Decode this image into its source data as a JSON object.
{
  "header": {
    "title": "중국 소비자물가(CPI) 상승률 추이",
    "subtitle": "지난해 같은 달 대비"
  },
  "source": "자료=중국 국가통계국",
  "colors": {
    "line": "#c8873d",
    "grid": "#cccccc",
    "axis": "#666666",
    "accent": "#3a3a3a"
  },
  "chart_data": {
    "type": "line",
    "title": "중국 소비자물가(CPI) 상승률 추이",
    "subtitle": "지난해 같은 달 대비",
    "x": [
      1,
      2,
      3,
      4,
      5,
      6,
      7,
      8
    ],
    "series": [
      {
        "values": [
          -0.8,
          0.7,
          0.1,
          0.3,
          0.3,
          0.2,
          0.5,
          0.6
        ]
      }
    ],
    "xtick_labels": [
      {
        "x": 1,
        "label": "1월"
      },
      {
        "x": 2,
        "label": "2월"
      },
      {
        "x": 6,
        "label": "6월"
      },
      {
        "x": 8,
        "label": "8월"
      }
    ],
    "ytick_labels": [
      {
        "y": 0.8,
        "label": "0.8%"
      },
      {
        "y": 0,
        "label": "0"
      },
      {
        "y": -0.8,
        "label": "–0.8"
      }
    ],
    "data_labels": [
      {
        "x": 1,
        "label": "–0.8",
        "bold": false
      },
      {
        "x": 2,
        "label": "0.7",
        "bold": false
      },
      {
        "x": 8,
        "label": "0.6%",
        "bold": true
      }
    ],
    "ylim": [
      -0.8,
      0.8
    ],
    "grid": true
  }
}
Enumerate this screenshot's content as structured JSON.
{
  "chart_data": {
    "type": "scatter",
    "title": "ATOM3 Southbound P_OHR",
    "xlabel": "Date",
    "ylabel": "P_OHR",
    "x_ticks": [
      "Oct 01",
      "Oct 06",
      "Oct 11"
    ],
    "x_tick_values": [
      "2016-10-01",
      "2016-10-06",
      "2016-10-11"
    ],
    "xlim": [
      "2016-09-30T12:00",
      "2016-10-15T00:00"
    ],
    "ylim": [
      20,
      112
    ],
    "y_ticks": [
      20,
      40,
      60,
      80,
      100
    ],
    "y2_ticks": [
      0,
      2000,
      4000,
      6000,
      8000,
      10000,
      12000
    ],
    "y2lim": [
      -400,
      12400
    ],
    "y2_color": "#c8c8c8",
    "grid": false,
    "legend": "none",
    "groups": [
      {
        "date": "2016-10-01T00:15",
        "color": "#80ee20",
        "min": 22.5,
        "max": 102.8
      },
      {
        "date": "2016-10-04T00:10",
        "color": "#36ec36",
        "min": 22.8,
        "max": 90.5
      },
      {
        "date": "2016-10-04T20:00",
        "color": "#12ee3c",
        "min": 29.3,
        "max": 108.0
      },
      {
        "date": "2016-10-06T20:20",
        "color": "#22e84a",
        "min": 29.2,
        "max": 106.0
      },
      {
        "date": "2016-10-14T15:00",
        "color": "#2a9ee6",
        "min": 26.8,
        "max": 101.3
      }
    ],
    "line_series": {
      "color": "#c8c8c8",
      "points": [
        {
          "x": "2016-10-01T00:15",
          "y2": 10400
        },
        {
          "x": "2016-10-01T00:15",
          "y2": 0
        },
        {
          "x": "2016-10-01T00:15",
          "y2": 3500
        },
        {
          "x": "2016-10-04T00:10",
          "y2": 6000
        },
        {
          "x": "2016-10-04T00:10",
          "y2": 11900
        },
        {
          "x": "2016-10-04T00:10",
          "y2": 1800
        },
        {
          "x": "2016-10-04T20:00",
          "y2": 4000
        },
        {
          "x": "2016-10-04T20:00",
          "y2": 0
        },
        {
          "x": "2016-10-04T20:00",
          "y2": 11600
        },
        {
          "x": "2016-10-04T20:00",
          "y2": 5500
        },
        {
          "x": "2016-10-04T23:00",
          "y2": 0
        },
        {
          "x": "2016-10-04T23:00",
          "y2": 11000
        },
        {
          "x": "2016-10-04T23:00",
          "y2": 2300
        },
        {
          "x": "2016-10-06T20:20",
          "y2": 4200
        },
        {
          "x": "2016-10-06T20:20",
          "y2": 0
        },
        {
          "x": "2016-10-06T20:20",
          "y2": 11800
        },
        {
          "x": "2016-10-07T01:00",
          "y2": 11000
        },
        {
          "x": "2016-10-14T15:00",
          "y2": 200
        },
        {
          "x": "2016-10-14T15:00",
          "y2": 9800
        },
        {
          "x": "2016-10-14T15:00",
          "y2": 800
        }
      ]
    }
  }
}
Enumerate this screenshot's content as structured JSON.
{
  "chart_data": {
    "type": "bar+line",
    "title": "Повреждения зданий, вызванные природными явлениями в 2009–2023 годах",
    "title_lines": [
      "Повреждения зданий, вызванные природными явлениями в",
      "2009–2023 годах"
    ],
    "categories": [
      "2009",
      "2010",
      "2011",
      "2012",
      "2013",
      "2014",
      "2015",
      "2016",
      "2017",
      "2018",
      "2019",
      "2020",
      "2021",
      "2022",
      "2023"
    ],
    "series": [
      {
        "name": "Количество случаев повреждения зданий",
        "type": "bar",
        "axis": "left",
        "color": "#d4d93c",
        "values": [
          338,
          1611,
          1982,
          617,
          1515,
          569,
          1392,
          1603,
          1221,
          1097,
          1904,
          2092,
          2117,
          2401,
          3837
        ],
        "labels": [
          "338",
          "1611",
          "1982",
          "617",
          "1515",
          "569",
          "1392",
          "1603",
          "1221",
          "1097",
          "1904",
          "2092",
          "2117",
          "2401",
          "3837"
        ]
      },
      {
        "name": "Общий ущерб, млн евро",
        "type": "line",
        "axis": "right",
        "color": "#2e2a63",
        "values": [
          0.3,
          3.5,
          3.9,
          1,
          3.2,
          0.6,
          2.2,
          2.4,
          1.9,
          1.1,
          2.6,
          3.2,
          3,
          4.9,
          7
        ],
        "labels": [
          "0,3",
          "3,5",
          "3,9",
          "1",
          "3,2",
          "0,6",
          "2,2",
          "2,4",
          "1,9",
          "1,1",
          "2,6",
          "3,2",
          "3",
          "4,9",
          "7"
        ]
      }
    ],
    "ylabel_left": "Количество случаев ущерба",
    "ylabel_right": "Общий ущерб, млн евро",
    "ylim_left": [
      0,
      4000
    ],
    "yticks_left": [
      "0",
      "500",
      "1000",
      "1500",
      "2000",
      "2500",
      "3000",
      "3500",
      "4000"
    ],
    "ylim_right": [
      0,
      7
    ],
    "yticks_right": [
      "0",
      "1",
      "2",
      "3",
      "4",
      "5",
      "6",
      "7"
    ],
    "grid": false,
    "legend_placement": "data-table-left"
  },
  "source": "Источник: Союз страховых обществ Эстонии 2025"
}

────────────────

What needs to be done →
Go through the listing above and restate it word for word.

Solution for this exercise →
Decode this image into its source data as a JSON object.
{
  "header": {
    "title": "중국 소비자물가(CPI) 상승률 추이",
    "subtitle": "지난해 같은 달 대비"
  },
  "source": "자료=중국 국가통계국",
  "colors": {
    "line": "#c8873d",
    "grid": "#cccccc",
    "axis": "#666666",
    "accent": "#3a3a3a"
  },
  "chart_data": {
    "type": "line",
    "title": "중국 소비자물가(CPI) 상승률 추이",
    "subtitle": "지난해 같은 달 대비",
    "x": [
      1,
      2,
      3,
      4,
      5,
      6,
      7,
      8
    ],
    "series": [
      {
        "values": [
          -0.8,
          0.7,
          0.1,
          0.3,
          0.3,
          0.2,
          0.5,
          0.6
        ]
      }
    ],
    "xtick_labels": [
      {
        "x": 1,
        "label": "1월"
      },
      {
        "x": 2,
        "label": "2월"
      },
      {
        "x": 6,
        "label": "6월"
      },
      {
        "x": 8,
        "label": "8월"
      }
    ],
    "ytick_labels": [
      {
        "y": 0.8,
        "label": "0.8%"
      },
      {
        "y": 0,
        "label": "0"
      },
      {
        "y": -0.8,
        "label": "–0.8"
      }
    ],
    "data_labels": [
      {
        "x": 1,
        "label": "–0.8",
        "bold": false
      },
      {
        "x": 2,
        "label": "0.7",
        "bold": false
      },
      {
        "x": 8,
        "label": "0.6%",
        "bold": true
      }
    ],
    "ylim": [
      -0.8,
      0.8
    ],
    "grid": true
  }
}
Enumerate this screenshot's content as structured JSON.
{
  "chart_data": {
    "type": "scatter",
    "title": "ATOM3 Southbound P_OHR",
    "xlabel": "Date",
    "ylabel": "P_OHR",
    "x_ticks": [
      "Oct 01",
      "Oct 06",
      "Oct 11"
    ],
    "x_tick_values": [
      "2016-10-01",
      "2016-10-06",
      "2016-10-11"
    ],
    "xlim": [
      "2016-09-30T12:00",
      "2016-10-15T00:00"
    ],
    "ylim": [
      20,
      112
    ],
    "y_ticks": [
      20,
      40,
      60,
      80,
      100
    ],
    "y2_ticks": [
      0,
      2000,
      4000,
      6000,
      8000,
      10000,
      12000
    ],
    "y2lim": [
      -400,
      12400
    ],
    "y2_color": "#c8c8c8",
    "grid": false,
    "legend": "none",
    "groups": [
      {
        "date": "2016-10-01T00:15",
        "color": "#80ee20",
        "min": 22.5,
        "max": 102.8
      },
      {
        "date": "2016-10-04T00:10",
        "color": "#36ec36",
        "min": 22.8,
        "max": 90.5
      },
      {
        "date": "2016-10-04T20:00",
        "color": "#12ee3c",
        "min": 29.3,
        "max": 108.0
      },
      {
        "date": "2016-10-06T20:20",
        "color": "#22e84a",
        "min": 29.2,
        "max": 106.0
      },
      {
        "date": "2016-10-14T15:00",
        "color": "#2a9ee6",
        "min": 26.8,
        "max": 101.3
      }
    ],
    "line_series": {
      "color": "#c8c8c8",
      "points": [
        {
          "x": "2016-10-01T00:15",
          "y2": 10400
        },
        {
          "x": "2016-10-01T00:15",
          "y2": 0
        },
        {
          "x": "2016-10-01T00:15",
          "y2": 3500
        },
        {
          "x": "2016-10-04T00:10",
          "y2": 6000
        },
        {
          "x": "2016-10-04T00:10",
          "y2": 11900
        },
        {
          "x": "2016-10-04T00:10",
          "y2": 1800
        },
        {
          "x": "2016-10-04T20:00",
          "y2": 4000
        },
        {
          "x": "2016-10-04T20:00",
          "y2": 0
        },
        {
          "x": "2016-10-04T20:00",
          "y2": 11600
        },
        {
          "x": "2016-10-04T20:00",
          "y2": 5500
        },
        {
          "x": "2016-10-04T23:00",
          "y2": 0
        },
        {
          "x": "2016-10-04T23:00",
          "y2": 11000
        },
        {
          "x": "2016-10-04T23:00",
          "y2": 2300
        },
        {
          "x": "2016-10-06T20:20",
          "y2": 4200
        },
        {
          "x": "2016-10-06T20:20",
          "y2": 0
        },
        {
          "x": "2016-10-06T20:20",
          "y2": 11800
        },
        {
          "x": "2016-10-07T01:00",
          "y2": 11000
        },
        {
          "x": "2016-10-14T15:00",
          "y2": 200
        },
        {
          "x": "2016-10-14T15:00",
          "y2": 9800
        },
        {
          "x": "2016-10-14T15:00",
          "y2": 800
        }
      ]
    }
  }
}
Enumerate this screenshot's content as structured JSON.
{
  "chart_data": {
    "type": "bar+line",
    "title": "Повреждения зданий, вызванные природными явлениями в 2009–2023 годах",
    "title_lines": [
      "Повреждения зданий, вызванные природными явлениями в",
      "2009–2023 годах"
    ],
    "categories": [
      "2009",
      "2010",
      "2011",
      "2012",
      "2013",
      "2014",
      "2015",
      "2016",
      "2017",
      "2018",
      "2019",
      "2020",
      "2021",
      "2022",
      "2023"
    ],
    "series": [
      {
        "name": "Количество случаев повреждения зданий",
        "type": "bar",
        "axis": "left",
        "color": "#d4d93c",
        "values": [
          338,
          1611,
          1982,
          617,
          1515,
          569,
          1392,
          1603,
          1221,
          1097,
          1904,
          2092,
          2117,
          2401,
          3837
        ],
        "labels": [
          "338",
          "1611",
          "1982",
          "617",
          "1515",
          "569",
          "1392",
          "1603",
          "1221",
          "1097",
          "1904",
          "2092",
          "2117",
          "2401",
          "3837"
        ]
      },
      {
        "name": "Общий ущерб, млн евро",
        "type": "line",
        "axis": "right",
        "color": "#2e2a63",
        "values": [
          0.3,
          3.5,
          3.9,
          1,
          3.2,
          0.6,
          2.2,
          2.4,
          1.9,
          1.1,
          2.6,
          3.2,
          3,
          4.9,
          7
        ],
        "labels": [
          "0,3",
          "3,5",
          "3,9",
          "1",
          "3,2",
          "0,6",
          "2,2",
          "2,4",
          "1,9",
          "1,1",
          "2,6",
          "3,2",
          "3",
          "4,9",
          "7"
        ]
      }
    ],
    "ylabel_left": "Количество случаев ущерба",
    "ylabel_right": "Общий ущерб, млн евро",
    "ylim_left": [
      0,
      4000
    ],
    "yticks_left": [
      "0",
      "500",
      "1000",
      "1500",
      "2000",
      "2500",
      "3000",
      "3500",
      "4000"
    ],
    "ylim_right": [
      0,
      7
    ],
    "yticks_right": [
      "0",
      "1",
      "2",
      "3",
      "4",
      "5",
      "6",
      "7"
    ],
    "grid": false,
    "legend_placement": "data-table-left"
  },
  "source": "Источник: Союз страховых обществ Эстонии 2025"
}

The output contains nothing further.